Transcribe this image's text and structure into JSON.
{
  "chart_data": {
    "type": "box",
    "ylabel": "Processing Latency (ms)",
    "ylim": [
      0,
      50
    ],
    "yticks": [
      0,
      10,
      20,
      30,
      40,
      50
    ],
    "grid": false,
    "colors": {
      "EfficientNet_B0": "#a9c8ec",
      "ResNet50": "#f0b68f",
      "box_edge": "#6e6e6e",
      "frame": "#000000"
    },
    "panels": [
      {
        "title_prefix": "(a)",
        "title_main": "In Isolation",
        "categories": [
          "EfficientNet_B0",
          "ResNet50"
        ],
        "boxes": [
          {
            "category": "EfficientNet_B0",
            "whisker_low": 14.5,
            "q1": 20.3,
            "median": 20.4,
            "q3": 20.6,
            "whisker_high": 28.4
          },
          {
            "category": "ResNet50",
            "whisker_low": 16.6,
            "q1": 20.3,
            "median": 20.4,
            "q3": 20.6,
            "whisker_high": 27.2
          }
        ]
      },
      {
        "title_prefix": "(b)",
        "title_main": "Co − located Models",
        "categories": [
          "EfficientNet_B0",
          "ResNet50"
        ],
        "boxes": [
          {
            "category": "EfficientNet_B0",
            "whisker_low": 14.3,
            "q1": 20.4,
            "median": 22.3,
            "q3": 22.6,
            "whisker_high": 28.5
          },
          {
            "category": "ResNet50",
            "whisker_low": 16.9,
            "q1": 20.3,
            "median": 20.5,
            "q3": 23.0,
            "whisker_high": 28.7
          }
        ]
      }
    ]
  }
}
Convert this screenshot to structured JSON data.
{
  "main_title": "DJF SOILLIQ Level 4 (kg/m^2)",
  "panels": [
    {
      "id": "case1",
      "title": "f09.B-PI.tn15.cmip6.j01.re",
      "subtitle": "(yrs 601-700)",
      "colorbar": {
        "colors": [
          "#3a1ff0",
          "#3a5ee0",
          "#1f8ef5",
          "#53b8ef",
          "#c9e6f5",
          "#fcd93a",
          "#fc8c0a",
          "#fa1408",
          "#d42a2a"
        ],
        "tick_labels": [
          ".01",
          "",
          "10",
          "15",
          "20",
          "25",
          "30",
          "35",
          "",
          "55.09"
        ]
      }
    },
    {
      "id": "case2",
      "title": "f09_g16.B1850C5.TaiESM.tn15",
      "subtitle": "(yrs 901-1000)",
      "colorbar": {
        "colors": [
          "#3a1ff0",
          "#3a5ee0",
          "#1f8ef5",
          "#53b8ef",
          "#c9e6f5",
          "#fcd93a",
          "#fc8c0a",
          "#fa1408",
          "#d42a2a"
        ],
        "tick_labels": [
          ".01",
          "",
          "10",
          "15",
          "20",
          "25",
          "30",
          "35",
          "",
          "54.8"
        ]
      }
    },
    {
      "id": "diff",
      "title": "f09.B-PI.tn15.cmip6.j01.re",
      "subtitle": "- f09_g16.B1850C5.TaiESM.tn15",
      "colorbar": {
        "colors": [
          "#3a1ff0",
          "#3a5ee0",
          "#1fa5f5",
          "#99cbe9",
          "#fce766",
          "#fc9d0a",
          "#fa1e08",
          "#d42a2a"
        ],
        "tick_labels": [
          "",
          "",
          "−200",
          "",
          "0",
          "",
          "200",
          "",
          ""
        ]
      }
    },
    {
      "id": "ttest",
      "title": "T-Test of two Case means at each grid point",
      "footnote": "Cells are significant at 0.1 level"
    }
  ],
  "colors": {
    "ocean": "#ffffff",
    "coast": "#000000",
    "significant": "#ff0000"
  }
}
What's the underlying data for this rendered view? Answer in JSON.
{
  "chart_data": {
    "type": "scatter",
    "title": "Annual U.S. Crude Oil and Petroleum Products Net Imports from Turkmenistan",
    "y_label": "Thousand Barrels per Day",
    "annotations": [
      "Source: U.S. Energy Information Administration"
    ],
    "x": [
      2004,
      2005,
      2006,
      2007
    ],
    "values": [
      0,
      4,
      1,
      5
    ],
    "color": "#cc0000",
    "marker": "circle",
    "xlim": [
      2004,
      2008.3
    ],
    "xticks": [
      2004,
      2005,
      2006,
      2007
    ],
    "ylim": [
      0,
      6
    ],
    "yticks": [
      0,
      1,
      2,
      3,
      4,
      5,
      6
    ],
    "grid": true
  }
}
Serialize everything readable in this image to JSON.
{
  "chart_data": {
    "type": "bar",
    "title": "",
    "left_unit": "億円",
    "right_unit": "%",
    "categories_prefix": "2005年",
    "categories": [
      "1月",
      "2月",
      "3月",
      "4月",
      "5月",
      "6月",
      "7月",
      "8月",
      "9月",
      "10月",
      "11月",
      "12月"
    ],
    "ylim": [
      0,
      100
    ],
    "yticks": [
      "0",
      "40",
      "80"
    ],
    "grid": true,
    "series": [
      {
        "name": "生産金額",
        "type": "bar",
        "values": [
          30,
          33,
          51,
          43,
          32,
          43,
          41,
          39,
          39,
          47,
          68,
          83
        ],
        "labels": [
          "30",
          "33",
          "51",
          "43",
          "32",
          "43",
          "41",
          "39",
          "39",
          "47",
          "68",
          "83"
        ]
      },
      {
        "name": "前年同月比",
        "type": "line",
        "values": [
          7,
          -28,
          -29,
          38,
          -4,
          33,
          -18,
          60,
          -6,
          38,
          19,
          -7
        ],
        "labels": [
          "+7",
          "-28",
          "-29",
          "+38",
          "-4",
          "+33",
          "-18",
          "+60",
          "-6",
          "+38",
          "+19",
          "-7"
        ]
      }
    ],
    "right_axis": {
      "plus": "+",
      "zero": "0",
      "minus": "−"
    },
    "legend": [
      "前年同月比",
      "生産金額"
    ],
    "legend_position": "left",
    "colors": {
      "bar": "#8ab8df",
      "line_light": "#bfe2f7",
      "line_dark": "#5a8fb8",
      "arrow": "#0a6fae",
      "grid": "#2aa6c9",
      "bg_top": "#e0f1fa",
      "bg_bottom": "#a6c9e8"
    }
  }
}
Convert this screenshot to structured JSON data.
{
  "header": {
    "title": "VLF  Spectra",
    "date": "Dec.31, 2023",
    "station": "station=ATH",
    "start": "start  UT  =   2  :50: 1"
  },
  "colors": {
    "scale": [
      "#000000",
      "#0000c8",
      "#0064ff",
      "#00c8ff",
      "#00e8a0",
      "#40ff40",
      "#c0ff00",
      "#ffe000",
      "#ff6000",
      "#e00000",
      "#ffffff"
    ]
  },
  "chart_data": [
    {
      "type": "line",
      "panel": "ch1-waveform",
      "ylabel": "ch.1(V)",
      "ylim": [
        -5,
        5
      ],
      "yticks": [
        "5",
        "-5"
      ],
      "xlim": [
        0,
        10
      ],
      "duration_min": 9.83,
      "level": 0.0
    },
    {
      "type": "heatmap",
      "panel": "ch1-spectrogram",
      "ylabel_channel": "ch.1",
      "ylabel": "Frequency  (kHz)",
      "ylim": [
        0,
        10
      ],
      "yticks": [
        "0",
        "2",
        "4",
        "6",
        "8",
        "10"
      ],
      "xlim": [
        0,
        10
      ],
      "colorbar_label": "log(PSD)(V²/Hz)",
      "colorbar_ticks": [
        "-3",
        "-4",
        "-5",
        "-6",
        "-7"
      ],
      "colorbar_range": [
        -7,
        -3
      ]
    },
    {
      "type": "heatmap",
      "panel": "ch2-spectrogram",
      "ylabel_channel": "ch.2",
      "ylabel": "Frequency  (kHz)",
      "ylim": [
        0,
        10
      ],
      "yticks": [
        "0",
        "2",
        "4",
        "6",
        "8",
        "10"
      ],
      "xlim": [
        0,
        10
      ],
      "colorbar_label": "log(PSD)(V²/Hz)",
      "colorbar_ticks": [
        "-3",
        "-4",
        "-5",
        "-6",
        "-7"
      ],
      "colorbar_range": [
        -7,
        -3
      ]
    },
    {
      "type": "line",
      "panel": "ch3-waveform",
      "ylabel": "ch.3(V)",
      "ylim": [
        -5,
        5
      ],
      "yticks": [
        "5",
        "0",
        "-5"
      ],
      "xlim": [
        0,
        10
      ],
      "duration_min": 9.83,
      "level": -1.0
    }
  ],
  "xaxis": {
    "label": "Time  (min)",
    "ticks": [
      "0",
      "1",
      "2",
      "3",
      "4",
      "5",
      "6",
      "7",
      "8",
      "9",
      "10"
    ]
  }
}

■ WORK REQUIRED
Show the lines of the records that contain the word "this".

■ EXERCISE OUTPUT
Transcribe this image's text and structure into JSON.
Convert this screenshot to structured JSON data.
What's the underlying data for this rendered view? Answer in JSON.
Serialize everything readable in this image to JSON.
Convert this screenshot to structured JSON data.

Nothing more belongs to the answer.